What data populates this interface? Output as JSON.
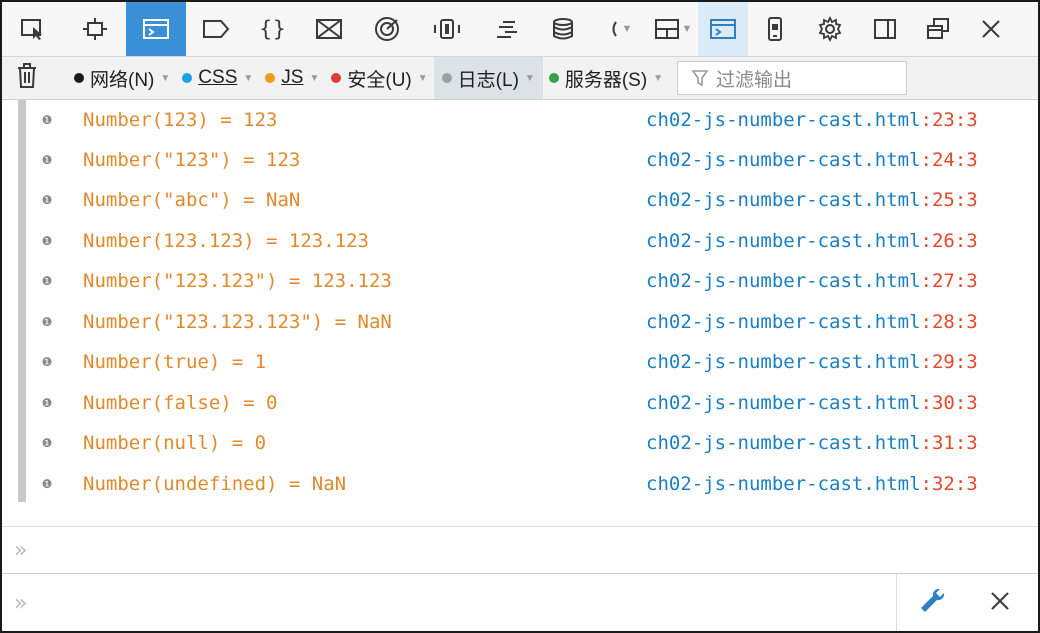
{
  "toolbar": {
    "tools": [
      {
        "icon": "pick-element-icon"
      },
      {
        "icon": "inspector-icon"
      },
      {
        "icon": "console-icon",
        "active": true
      },
      {
        "icon": "debugger-icon"
      },
      {
        "icon": "style-editor-icon",
        "text": "{}"
      },
      {
        "icon": "performance-icon"
      },
      {
        "icon": "memory-icon"
      },
      {
        "icon": "network-icon"
      },
      {
        "icon": "timeline-icon"
      },
      {
        "icon": "storage-icon"
      },
      {
        "icon": "more-tools-icon"
      },
      {
        "icon": "layout-icon"
      },
      {
        "icon": "split-console-icon"
      },
      {
        "icon": "responsive-design-icon"
      },
      {
        "icon": "settings-gear-icon"
      },
      {
        "icon": "dock-side-icon"
      },
      {
        "icon": "undock-window-icon"
      },
      {
        "icon": "close-icon"
      }
    ]
  },
  "filters": {
    "items": [
      {
        "label": "网络(N)",
        "color": "#1a1a1a"
      },
      {
        "label": "CSS",
        "color": "#1aa3e0"
      },
      {
        "label": "JS",
        "color": "#f39a1a"
      },
      {
        "label": "安全(U)",
        "color": "#e23a3a"
      },
      {
        "label": "日志(L)",
        "color": "#9aa0a6",
        "selected": true
      },
      {
        "label": "服务器(S)",
        "color": "#3aa04a"
      }
    ],
    "search_placeholder": "过滤输出"
  },
  "console": {
    "rows": [
      {
        "message": "Number(123) = 123",
        "file": "ch02-js-number-cast.html",
        "location": ":23:3"
      },
      {
        "message": "Number(\"123\") = 123",
        "file": "ch02-js-number-cast.html",
        "location": ":24:3"
      },
      {
        "message": "Number(\"abc\") = NaN",
        "file": "ch02-js-number-cast.html",
        "location": ":25:3"
      },
      {
        "message": "Number(123.123) = 123.123",
        "file": "ch02-js-number-cast.html",
        "location": ":26:3"
      },
      {
        "message": "Number(\"123.123\") = 123.123",
        "file": "ch02-js-number-cast.html",
        "location": ":27:3"
      },
      {
        "message": "Number(\"123.123.123\") = NaN",
        "file": "ch02-js-number-cast.html",
        "location": ":28:3"
      },
      {
        "message": "Number(true) = 1",
        "file": "ch02-js-number-cast.html",
        "location": ":29:3"
      },
      {
        "message": "Number(false) = 0",
        "file": "ch02-js-number-cast.html",
        "location": ":30:3"
      },
      {
        "message": "Number(null) = 0",
        "file": "ch02-js-number-cast.html",
        "location": ":31:3"
      },
      {
        "message": "Number(undefined) = NaN",
        "file": "ch02-js-number-cast.html",
        "location": ":32:3"
      }
    ]
  },
  "input": {
    "prompt_symbol": "»"
  },
  "colors": {
    "accent": "#3a8fd6",
    "message": "#e08a2c",
    "source_file": "#1a7fc4",
    "source_location": "#e24a2a"
  }
}
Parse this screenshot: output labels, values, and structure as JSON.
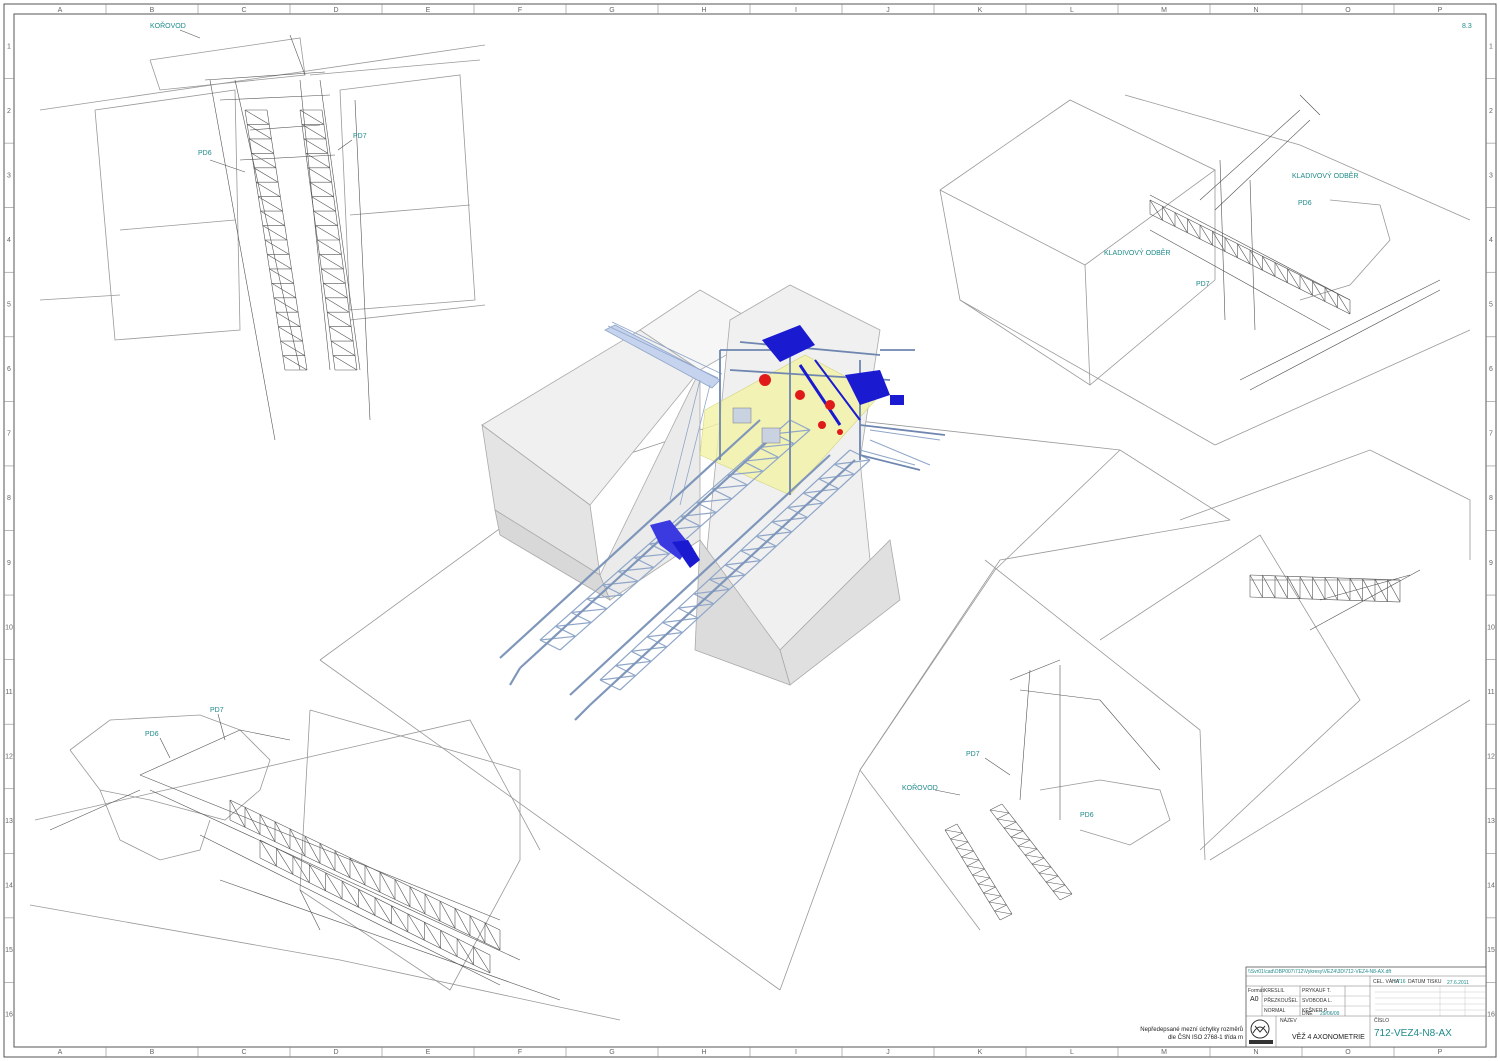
{
  "grid": {
    "columns": [
      "A",
      "B",
      "C",
      "D",
      "E",
      "F",
      "G",
      "H",
      "I",
      "J",
      "K",
      "L",
      "M",
      "N",
      "O",
      "P"
    ],
    "rows": [
      "1",
      "2",
      "3",
      "4",
      "5",
      "6",
      "7",
      "8",
      "9",
      "10",
      "11",
      "12",
      "13",
      "14",
      "15",
      "16"
    ]
  },
  "sheet_mark": "8.3",
  "labels": {
    "top_left": {
      "korovod": "KOŘOVOD",
      "pd6": "PD6",
      "pd7": "PD7"
    },
    "top_right": {
      "kladivovy_1": "KLADIVOVÝ ODBĚR",
      "kladivovy_2": "KLADIVOVÝ ODBĚR",
      "pd6": "PD6",
      "pd7": "PD7"
    },
    "bottom_left": {
      "pd6": "PD6",
      "pd7": "PD7"
    },
    "bottom_right": {
      "pd7": "PD7",
      "korovod": "KOŘOVOD",
      "pd6": "PD6"
    }
  },
  "title_block": {
    "path": "\\\\Svr01\\cad\\OBP007\\712\\Vykresy\\VEZ4\\3D\\712-VEZ4-N8-AX.dft",
    "cel_vaha_label": "CEL. VÁHA",
    "cel_vaha_value": "7.716",
    "datum_tisku_label": "DATUM TISKU",
    "datum_tisku_value": "27.6.2011",
    "format_label": "Formát",
    "format_value": "A0",
    "kreslil_label": "KRESLIL",
    "kreslil_value": "PRYKAUF T.",
    "prezkousel_label": "PŘEZKOUŠEL",
    "prezkousel_value": "SVOBODA L.",
    "normal_label": "NORMAL",
    "normal_value": "KEŠNER P.",
    "dne_label": "DNE",
    "dne_value": "29/06/09",
    "nazev_label": "NÁZEV",
    "nazev_value": "VĚŽ 4 AXONOMETRIE",
    "cislo_label": "ČÍSLO",
    "cislo_value": "712-VEZ4-N8-AX"
  },
  "tolerance_note": {
    "line1": "Nepředepsané mezní úchylky rozměrů",
    "line2": "dle ČSN ISO 2768-1  třída m"
  },
  "colors": {
    "steel": "#8fa6c8",
    "blue": "#1a1ad1",
    "red": "#e01919",
    "highlight": "#f3f3a6",
    "label": "#1f8a8a"
  }
}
┄┄┄┄┄┄┄┄┄┄┄┄┄┄┄┄┄┄┄┄
SHORT PROBLEM —
Show every line above in which the word "console" occurs.

ANSWER FOR THE TASK —
        "icon": "console-icon",
        "icon": "split-console-icon"
  "console": {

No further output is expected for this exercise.